** Requirement **
Pull out every line from the listing that has the word "Sachs".

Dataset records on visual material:
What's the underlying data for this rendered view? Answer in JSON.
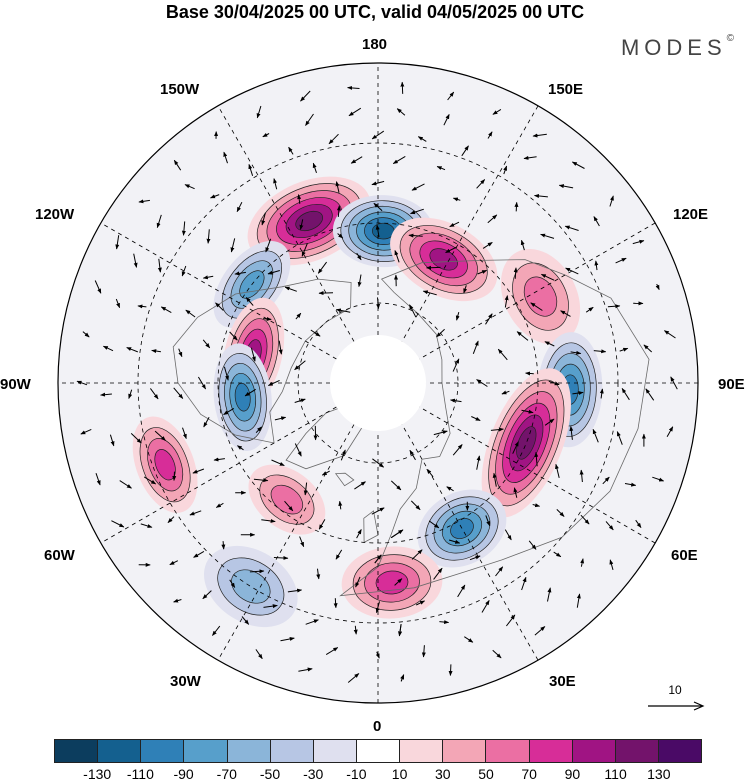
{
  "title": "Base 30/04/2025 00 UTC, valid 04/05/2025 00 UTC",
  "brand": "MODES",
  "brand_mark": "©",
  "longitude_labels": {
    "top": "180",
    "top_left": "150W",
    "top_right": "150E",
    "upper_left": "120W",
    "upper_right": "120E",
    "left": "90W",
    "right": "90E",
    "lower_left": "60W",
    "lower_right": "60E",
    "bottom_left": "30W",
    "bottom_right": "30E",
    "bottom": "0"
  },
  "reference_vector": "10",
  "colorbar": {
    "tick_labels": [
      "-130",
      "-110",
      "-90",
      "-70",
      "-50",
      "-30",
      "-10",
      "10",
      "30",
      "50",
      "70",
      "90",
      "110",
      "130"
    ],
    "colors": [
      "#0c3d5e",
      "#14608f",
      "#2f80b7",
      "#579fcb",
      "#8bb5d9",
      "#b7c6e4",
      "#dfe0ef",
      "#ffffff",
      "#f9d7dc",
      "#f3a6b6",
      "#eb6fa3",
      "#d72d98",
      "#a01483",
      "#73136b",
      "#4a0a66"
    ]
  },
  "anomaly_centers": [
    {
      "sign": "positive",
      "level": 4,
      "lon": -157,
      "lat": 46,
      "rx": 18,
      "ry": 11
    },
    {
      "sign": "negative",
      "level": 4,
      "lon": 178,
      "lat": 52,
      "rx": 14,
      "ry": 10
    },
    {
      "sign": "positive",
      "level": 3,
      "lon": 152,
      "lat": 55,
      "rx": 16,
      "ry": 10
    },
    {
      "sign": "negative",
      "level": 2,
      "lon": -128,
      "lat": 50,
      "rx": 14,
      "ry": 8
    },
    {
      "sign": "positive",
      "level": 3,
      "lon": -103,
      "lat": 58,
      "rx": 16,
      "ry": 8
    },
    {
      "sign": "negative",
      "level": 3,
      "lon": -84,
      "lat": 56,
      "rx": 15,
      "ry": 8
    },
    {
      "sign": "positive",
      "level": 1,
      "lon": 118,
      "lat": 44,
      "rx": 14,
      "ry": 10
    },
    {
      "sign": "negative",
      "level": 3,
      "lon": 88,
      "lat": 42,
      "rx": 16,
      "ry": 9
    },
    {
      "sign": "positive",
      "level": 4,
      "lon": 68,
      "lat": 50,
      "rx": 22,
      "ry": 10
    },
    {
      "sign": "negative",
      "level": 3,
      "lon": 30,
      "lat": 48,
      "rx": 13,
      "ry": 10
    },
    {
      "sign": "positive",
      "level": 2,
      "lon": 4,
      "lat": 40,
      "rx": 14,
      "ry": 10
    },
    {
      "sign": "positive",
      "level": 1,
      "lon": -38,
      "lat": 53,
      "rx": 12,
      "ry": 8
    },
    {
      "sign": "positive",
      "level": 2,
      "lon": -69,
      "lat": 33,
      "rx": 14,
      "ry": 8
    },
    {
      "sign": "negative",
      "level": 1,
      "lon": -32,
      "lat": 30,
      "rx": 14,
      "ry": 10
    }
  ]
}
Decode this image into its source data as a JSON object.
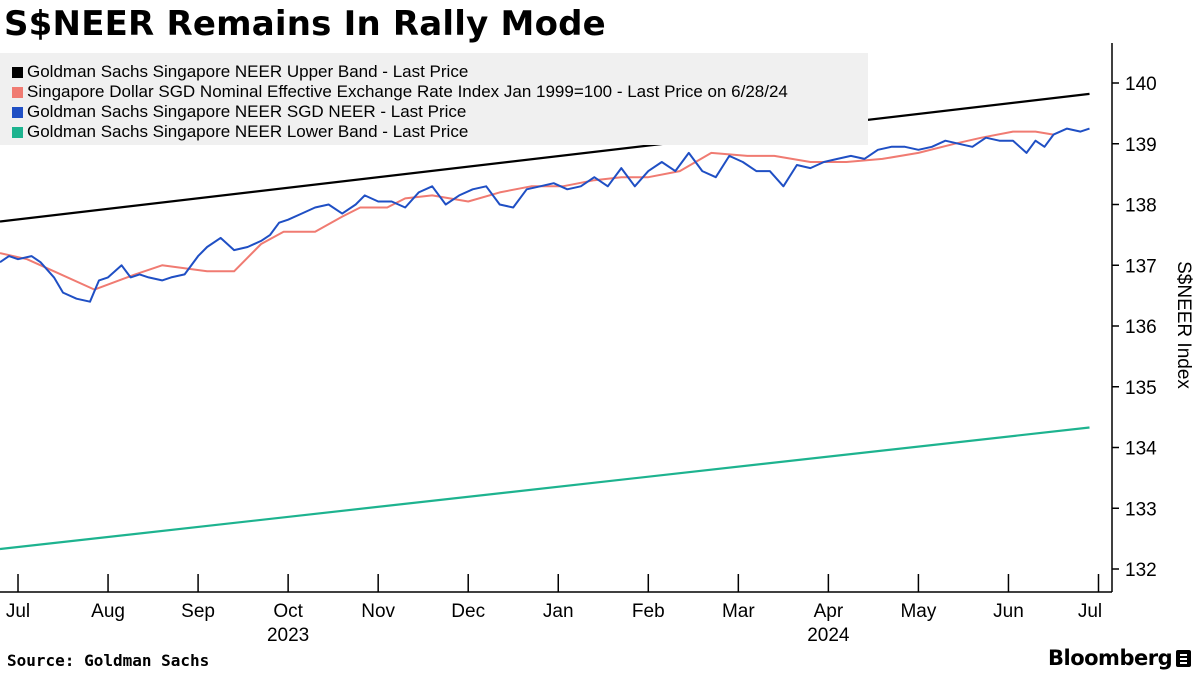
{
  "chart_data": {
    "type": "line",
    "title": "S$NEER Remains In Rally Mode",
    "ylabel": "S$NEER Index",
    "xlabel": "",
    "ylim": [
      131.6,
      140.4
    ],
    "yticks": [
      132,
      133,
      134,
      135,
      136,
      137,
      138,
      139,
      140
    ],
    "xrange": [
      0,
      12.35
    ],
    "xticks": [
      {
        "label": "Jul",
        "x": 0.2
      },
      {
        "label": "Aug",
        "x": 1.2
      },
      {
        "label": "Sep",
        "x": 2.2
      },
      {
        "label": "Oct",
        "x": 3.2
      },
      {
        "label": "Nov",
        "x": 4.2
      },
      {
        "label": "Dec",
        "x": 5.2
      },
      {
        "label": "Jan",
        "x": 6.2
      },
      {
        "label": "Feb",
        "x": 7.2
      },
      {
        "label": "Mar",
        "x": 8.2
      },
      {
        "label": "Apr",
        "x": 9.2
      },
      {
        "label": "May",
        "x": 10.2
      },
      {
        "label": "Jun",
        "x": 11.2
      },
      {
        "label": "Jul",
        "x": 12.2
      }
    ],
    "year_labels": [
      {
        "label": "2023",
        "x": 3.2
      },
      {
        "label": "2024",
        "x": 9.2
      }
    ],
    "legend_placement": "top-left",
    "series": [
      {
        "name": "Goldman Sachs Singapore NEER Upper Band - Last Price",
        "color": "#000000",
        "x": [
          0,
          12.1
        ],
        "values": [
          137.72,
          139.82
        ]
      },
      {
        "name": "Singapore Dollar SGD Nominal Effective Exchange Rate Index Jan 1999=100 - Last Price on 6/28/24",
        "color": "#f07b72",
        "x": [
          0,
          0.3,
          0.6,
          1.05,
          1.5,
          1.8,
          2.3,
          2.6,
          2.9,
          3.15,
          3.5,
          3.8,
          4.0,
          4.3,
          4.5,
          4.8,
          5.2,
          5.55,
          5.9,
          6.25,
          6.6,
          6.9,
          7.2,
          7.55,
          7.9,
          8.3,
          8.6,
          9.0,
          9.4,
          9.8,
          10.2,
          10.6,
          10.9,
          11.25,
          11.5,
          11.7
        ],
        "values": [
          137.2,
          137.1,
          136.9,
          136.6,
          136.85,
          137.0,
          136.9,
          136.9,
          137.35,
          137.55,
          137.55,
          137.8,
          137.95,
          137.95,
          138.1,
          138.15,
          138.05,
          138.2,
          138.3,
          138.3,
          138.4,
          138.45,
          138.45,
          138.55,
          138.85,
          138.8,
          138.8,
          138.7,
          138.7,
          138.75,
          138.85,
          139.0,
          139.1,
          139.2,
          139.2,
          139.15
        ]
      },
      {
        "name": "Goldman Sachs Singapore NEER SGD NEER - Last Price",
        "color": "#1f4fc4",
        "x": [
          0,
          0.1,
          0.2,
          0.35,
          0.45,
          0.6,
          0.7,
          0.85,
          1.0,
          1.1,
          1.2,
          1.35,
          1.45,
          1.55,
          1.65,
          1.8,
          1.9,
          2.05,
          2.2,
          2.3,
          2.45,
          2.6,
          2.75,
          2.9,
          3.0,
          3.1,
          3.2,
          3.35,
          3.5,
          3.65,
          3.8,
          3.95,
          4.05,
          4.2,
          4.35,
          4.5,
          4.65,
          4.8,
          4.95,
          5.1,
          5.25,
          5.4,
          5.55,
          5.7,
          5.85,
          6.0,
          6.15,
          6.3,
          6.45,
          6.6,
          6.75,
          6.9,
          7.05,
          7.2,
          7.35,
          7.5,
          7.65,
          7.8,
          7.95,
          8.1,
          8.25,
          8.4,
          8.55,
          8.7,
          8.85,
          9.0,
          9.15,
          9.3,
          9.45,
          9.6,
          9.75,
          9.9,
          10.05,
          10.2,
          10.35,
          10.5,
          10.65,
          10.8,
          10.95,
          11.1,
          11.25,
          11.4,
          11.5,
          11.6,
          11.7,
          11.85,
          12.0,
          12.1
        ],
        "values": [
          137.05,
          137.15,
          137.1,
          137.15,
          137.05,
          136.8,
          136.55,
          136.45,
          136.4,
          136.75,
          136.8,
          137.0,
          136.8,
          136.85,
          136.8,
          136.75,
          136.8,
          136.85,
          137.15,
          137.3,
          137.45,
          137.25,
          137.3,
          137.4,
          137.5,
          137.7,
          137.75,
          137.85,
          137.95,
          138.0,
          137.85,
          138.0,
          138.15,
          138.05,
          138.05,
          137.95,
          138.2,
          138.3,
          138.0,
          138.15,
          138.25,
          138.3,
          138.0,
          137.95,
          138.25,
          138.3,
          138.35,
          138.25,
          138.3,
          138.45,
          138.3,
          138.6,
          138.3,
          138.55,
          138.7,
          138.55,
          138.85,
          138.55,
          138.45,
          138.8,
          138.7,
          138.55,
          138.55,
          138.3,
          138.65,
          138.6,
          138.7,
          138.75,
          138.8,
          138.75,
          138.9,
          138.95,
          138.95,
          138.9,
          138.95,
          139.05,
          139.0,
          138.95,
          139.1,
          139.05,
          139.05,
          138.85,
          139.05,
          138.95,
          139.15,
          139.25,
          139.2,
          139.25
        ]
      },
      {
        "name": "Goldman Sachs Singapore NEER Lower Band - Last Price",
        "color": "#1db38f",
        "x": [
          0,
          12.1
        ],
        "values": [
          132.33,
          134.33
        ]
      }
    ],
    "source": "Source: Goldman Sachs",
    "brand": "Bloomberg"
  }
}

* * *

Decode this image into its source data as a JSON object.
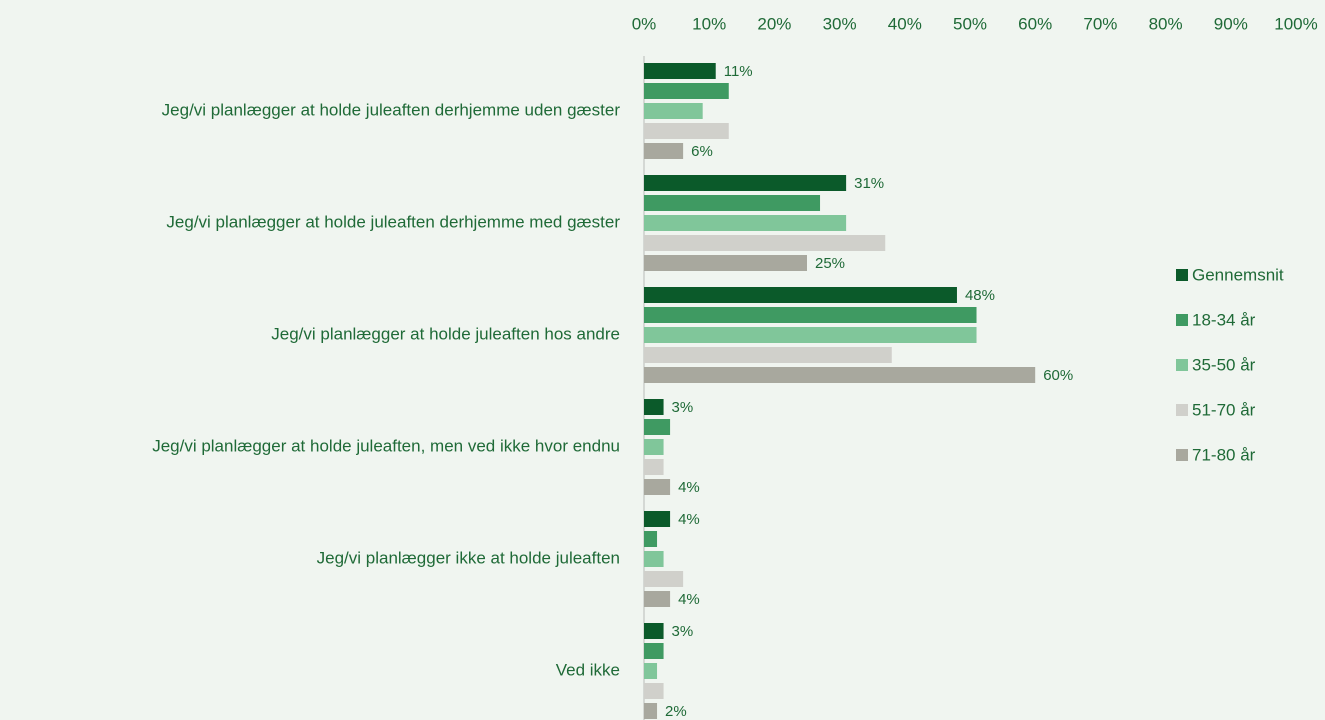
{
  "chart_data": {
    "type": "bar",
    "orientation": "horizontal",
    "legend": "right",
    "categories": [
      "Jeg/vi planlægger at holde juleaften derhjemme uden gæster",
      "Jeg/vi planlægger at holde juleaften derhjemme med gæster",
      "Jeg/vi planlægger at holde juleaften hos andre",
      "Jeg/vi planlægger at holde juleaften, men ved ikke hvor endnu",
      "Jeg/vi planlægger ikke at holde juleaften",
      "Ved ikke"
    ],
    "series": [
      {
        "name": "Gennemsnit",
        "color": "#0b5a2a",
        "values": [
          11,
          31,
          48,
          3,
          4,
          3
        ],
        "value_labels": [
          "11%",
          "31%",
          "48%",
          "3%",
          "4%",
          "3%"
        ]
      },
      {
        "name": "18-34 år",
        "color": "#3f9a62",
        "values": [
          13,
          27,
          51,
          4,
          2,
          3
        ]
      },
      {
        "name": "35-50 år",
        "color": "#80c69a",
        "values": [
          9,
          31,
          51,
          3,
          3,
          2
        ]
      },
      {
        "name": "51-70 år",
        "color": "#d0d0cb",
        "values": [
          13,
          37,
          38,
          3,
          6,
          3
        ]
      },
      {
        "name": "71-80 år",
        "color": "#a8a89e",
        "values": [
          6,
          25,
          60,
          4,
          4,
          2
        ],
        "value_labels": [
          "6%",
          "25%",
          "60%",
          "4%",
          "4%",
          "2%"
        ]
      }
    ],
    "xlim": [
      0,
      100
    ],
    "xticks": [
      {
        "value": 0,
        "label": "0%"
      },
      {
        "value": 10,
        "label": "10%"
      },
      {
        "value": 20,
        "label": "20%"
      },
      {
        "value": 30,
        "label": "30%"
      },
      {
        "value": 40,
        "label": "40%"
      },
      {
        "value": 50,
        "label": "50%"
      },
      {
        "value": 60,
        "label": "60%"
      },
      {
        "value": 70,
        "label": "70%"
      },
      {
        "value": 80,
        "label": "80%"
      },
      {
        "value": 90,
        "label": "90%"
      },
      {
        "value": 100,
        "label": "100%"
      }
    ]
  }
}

** Result of the task **
        "name": "Goldman Sachs Singapore NEER Upper Band - Last Price",
        "name": "Goldman Sachs Singapore NEER SGD NEER - Last Price",
        "name": "Goldman Sachs Singapore NEER Lower Band - Last Price",
    "source": "Source: Goldman Sachs",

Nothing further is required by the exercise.